Find the word "دنوں" in the material below and gather every line that contains it.

Records:

>> start

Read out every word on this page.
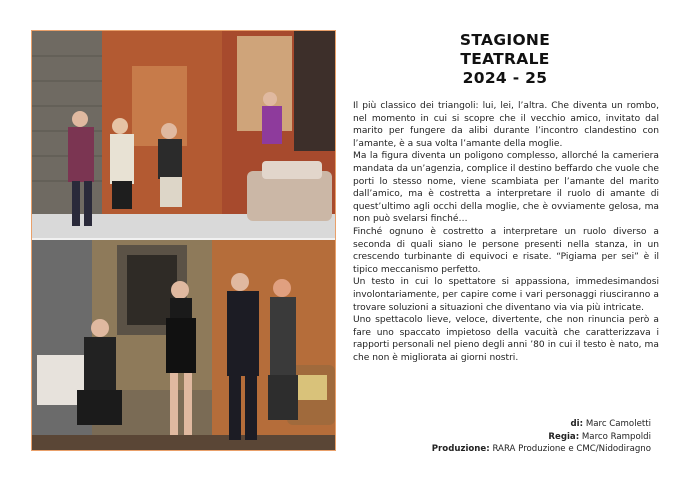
STAGIONE
TEATRALE
2024 - 25

Il più classico dei triangoli: lui, lei, l’altra. Che diventa un rombo, nel momento in cui si scopre che il vecchio amico, invitato dal marito per fungere da alibi durante l’incontro clandestino con l’amante, è a sua volta l’amante della moglie.

Ma la figura diventa un poligono complesso, allorché la cameriera mandata da un’agenzia, complice il destino beffardo che vuole che porti lo stesso nome, viene scambiata per l’amante del marito dall’amico, ma è costretta a interpretare il ruolo di amante di quest’ultimo agli occhi della moglie, che è ovviamente gelosa, ma non può svelarsi finché…

Finché ognuno è costretto a interpretare un ruolo diverso a seconda di quali siano le persone presenti nella stanza, in un crescendo turbinante di equivoci e risate. “Pigiama per sei” è il tipico meccanismo perfetto.

Un testo in cui lo spettatore si appassiona, immedesimandosi involontariamente, per capire come i vari personaggi riusciranno a trovare soluzioni a situazioni che diventano via via più intricate.

Uno spettacolo lieve, veloce, divertente, che non rinuncia però a fare uno spaccato impietoso della vacuità che caratterizzava i rapporti personali nel pieno degli anni ’80 in cui il testo è nato, ma che non è migliorata ai giorni nostri.

di: Marc Camoletti
Regia: Marco Rampoldi
Produzione: RARA Produzione e CMC/Nidodiragno
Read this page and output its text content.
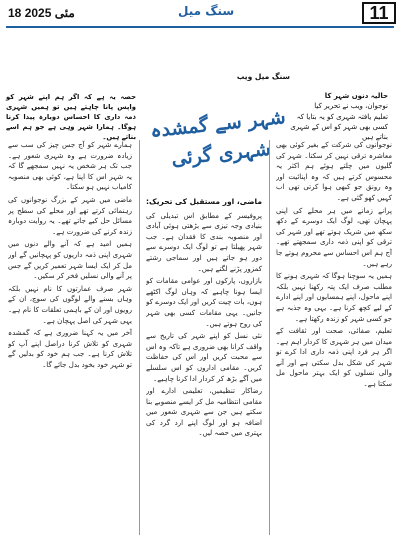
11
سنگ میل
18 مئی 2025
سنگ میل ویب
حالیہ دنوں شہر کا
نوجوان، ویب نے تحریر کیا
تعلیم یافتہ شہری کو یہ بتایا کہ
کسی بھی شہر کو اس کے شہری بناتے ہیں
حصہ یہ ہے کہ اگر ہم اپنے شہر کو واپس پانا چاہتے ہیں تو ہمیں شہری ذمہ داری کا احساس دوبارہ پیدا کرنا ہوگا۔ ہمارا شہر وہی ہے جو ہم اسے بناتے ہیں۔ شہر سے گمشدہ شہری گرئی نوجوانوں کی شرکت کے بغیر کوئی بھی معاشرہ ترقی نہیں کر سکتا۔ شہر کی گلیوں میں چلتے ہوئے ہم اکثر یہ محسوس کرتے ہیں کہ وہ اپنائیت اور وہ رونق جو کبھی ہوا کرتی تھی اب کہیں کھو گئی ہے۔

پرانے زمانے میں ہر محلے کی اپنی پہچان تھی، لوگ ایک دوسرے کے دکھ سکھ میں شریک ہوتے تھے اور شہر کی ترقی کو اپنی ذمہ داری سمجھتے تھے۔ آج ہم اس احساس سے محروم ہوتے جا رہے ہیں۔

ہمیں یہ سوچنا ہوگا کہ شہری ہونے کا مطلب صرف ایک پتہ رکھنا نہیں بلکہ اپنے ماحول، اپنے ہمسایوں اور اپنے ادارے کے لیے کچھ کرنا ہے۔ یہی وہ جذبہ ہے جو کسی شہر کو زندہ رکھتا ہے۔

تعلیم، صفائی، صحت اور ثقافت کے میدان میں ہر شہری کا کردار اہم ہے۔ اگر ہر فرد اپنی ذمہ داری ادا کرے تو شہر کی شکل بدل سکتی ہے اور آنے والی نسلوں کو ایک بہتر ماحول مل سکتا ہے۔

ماضی، اور مستقبل کی تحریک:

پروفیسر کے مطابق اس تبدیلی کی بنیادی وجہ تیزی سے بڑھتی ہوئی آبادی اور منصوبہ بندی کا فقدان ہے۔ جب شہر پھیلتا ہے تو لوگ ایک دوسرے سے دور ہو جاتے ہیں اور سماجی رشتے کمزور پڑنے لگتے ہیں۔

بازاروں، پارکوں اور عوامی مقامات کو ایسا ہونا چاہیے کہ وہاں لوگ اکٹھے ہوں، بات چیت کریں اور ایک دوسرے کو جانیں۔ یہی مقامات کسی بھی شہر کی روح ہوتے ہیں۔

نئی نسل کو اپنے شہر کی تاریخ سے واقف کرانا بھی ضروری ہے تاکہ وہ اس سے محبت کریں اور اس کی حفاظت کریں۔ مقامی اداروں کو اس سلسلے میں آگے بڑھ کر کردار ادا کرنا چاہیے۔

رضاکار تنظیمیں، تعلیمی ادارے اور مقامی انتظامیہ مل کر ایسے منصوبے بنا سکتے ہیں جن سے شہری شعور میں اضافہ ہو اور لوگ اپنے ارد گرد کی بہتری میں حصہ لیں۔

ہمارے شہر کو آج جس چیز کی سب سے زیادہ ضرورت ہے وہ شہری شعور ہے۔ جب تک ہر شخص یہ نہیں سمجھے گا کہ یہ شہر اس کا اپنا ہے، کوئی بھی منصوبہ کامیاب نہیں ہو سکتا۔

ماضی میں شہر کے بزرگ نوجوانوں کی رہنمائی کرتے تھے اور محلے کی سطح پر مسائل حل کیے جاتے تھے۔ یہ روایت دوبارہ زندہ کرنے کی ضرورت ہے۔

ہمیں امید ہے کہ آنے والے دنوں میں شہری اپنی ذمہ داریوں کو پہچانیں گے اور مل کر ایک ایسا شہر تعمیر کریں گے جس پر آنے والی نسلیں فخر کر سکیں۔

شہر صرف عمارتوں کا نام نہیں بلکہ وہاں بسنے والے لوگوں کی سوچ، ان کے رویوں اور ان کے باہمی تعلقات کا نام ہے۔ یہی شہر کی اصل پہچان ہے۔

آخر میں یہ کہنا ضروری ہے کہ گمشدہ شہری کو تلاش کرنا دراصل اپنے آپ کو تلاش کرنا ہے۔ جب ہم خود کو بدلیں گے تو شہر خود بخود بدل جائے گا۔
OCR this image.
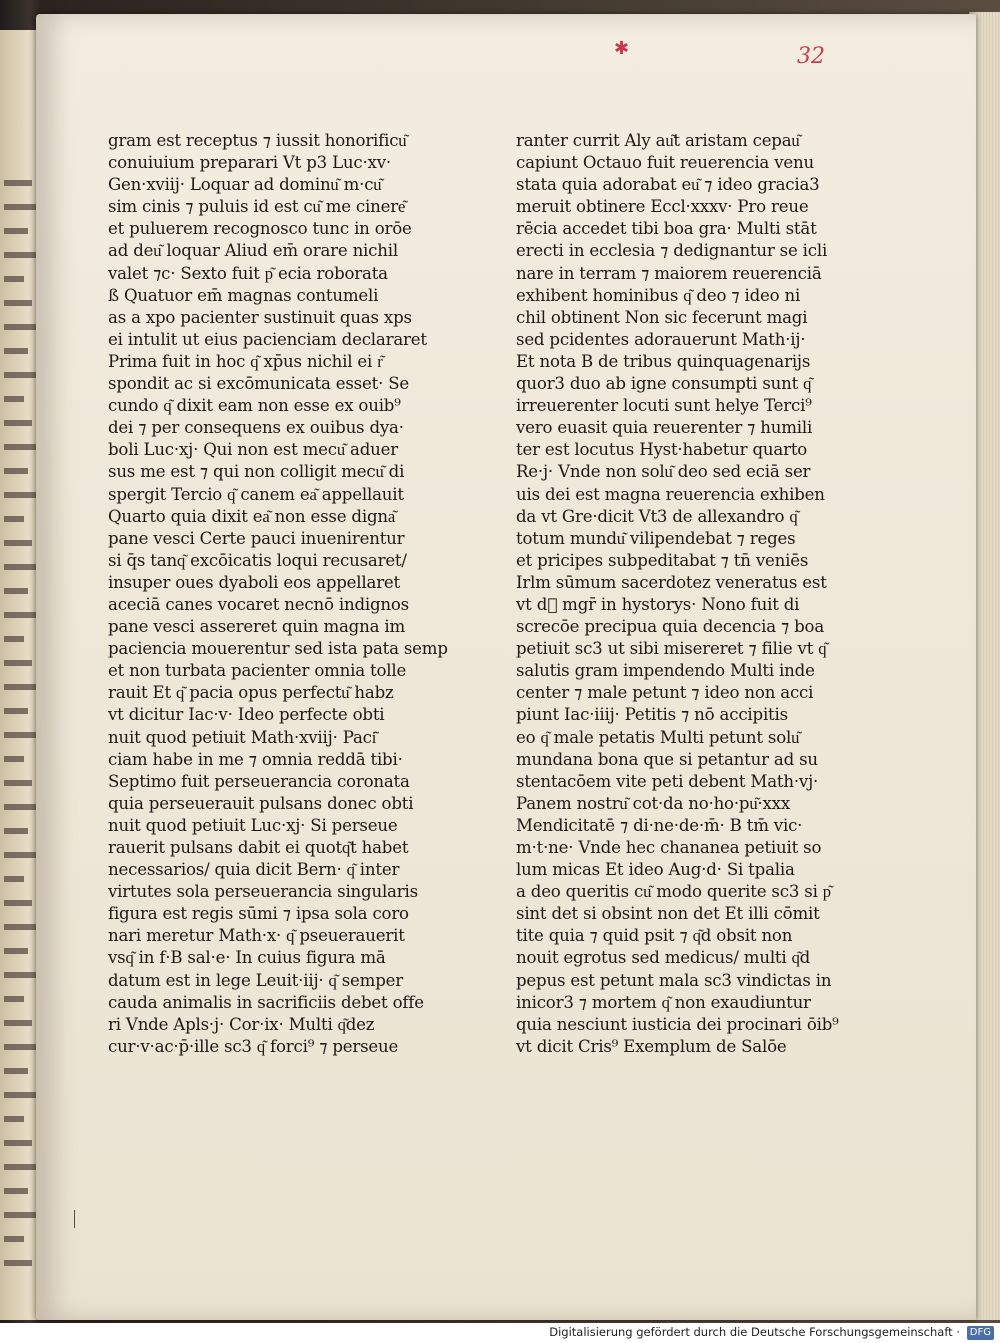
✱	32
gram est receptus ⁊ iussit honorificu͂
conuiuium preparari Vt p3 Luc·xv·
Gen·xviij· Loquar ad dominu͂ m·cu͂
sim cinis ⁊ puluis id est cu͂ me cinere͂
et puluerem recognosco tunc in orōe
ad deu͂ loquar Aliud em̄ orare nichil
valet ⁊c· Sexto fuit p͂ ecia roborata
ß Quatuor em̄ magnas contumeli
as a xpo pacienter sustinuit quas xps
ei intulit ut eius pacienciam declararet
Prima fuit in hoc q͂ xp̄us nichil ei r͂
spondit ac si excōmunicata esset· Se
cundo q͂ dixit eam non esse ex ouib⁹
dei ⁊ per consequens ex ouibus dya·
boli Luc·xj· Qui non est mecu͂ aduer
sus me est ⁊ qui non colligit mecu͂ di
spergit Tercio q͂ canem ea͂ appellauit
Quarto quia dixit ea͂ non esse digna͂
pane vesci Certe pauci inuenirentur
si q̄s tanq͂ excōicatis loqui recusaret/
insuper oues dyaboli eos appellaret
aceciā canes vocaret necnō indignos
pane vesci assereret quin magna im
paciencia mouerentur sed ista pata semp
et non turbata pacienter omnia tolle
rauit Et q͂ pacia opus perfectu͂ habz
vt dicitur Iac·v· Ideo perfecte obti
nuit quod petiuit Math·xviij· Paci͂
ciam habe in me ⁊ omnia reddā tibi·
Septimo fuit perseuerancia coronata
quia perseuerauit pulsans donec obti
nuit quod petiuit Luc·xj· Si perseue
rauerit pulsans dabit ei quotq͂t habet
necessarios/ quia dicit Bern· q͂ inter
virtutes sola perseuerancia singularis
figura est regis sūmi ⁊ ipsa sola coro
nari meretur Math·x· q͂ pseuerauerit
vsq͂ in f·B sal·e· In cuius figura mā
datum est in lege Leuit·iij· q͂ semper
cauda animalis in sacrificiis debet offe
ri Vnde Apls·j· Cor·ix· Multi q͂dez
cur·v·ac·p̄·ille sc3 q͂ forci⁹ ⁊ perseue
ranter currit Aly au͂t aristam cepau͂
capiunt Octauo fuit reuerencia venu
stata quia adorabat eu͂ ⁊ ideo gracia3
meruit obtinere Eccl·xxxv· Pro reue
rēcia accedet tibi boa gra· Multi stāt
erecti in ecclesia ⁊ dedignantur se icli
nare in terram ⁊ maiorem reuerenciā
exhibent hominibus q͂ deo ⁊ ideo ni
chil obtinent Non sic fecerunt magi
sed pcidentes adorauerunt Math·ij·
Et nota B de tribus quinquagenarijs
quor3 duo ab igne consumpti sunt q͂
irreuerenter locuti sunt helye Terci⁹
vero euasit quia reuerenter ⁊ humili
ter est locutus Hyst·habetur quarto
Re·j· Vnde non solu͂ deo sed eciā ser
uis dei est magna reuerencia exhiben
da vt Gre·dicit Vt3 de allexandro q͂
totum mundu͂ vilipendebat ⁊ reges
et pricipes subpeditabat ⁊ tn̄ veniēs
Irlm sūmum sacerdotez veneratus est
vt d᷑ mgr̄ in hystorys· Nono fuit di
screcōe precipua quia decencia ⁊ boa
petiuit sc3 ut sibi misereret ⁊ filie vt q͂
salutis gram impendendo Multi inde
center ⁊ male petunt ⁊ ideo non acci
piunt Iac·iiij· Petitis ⁊ nō accipitis
eo q͂ male petatis Multi petunt solu͂
mundana bona que si petantur ad su
stentacōem vite peti debent Math·vj·
Panem nostru͂ cot·da no·ho·pu͂·xxx
Mendicitatē ⁊ di·ne·de·m̄· B tm̄ vic·
m·t·ne· Vnde hec chananea petiuit so
lum micas Et ideo Aug·d· Si tpalia
a deo queritis cu͂ modo querite sc3 si p͂
sint det si obsint non det Et illi cōmit
tite quia ⁊ quid psit ⁊ q͂d obsit non
nouit egrotus sed medicus/ multi q͂d
pepus est petunt mala sc3 vindictas in
inicor3 ⁊ mortem q͂ non exaudiuntur
quia nesciunt iusticia dei procinari ōib⁹
vt dicit Cris⁹ Exemplum de Salōe
Digitalisierung gefördert durch die Deutsche Forschungsgemeinschaft · DFG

>> end

*The answer*:
حالیہ دنوں شہر کا
ہمیں امید ہے کہ آنے والے دنوں میں شہری اپنی ذمہ داریوں کو پہچانیں گے اور مل کر ایک ایسا شہر تعمیر کریں گے جس پر آنے والی نسلیں فخر کر سکیں۔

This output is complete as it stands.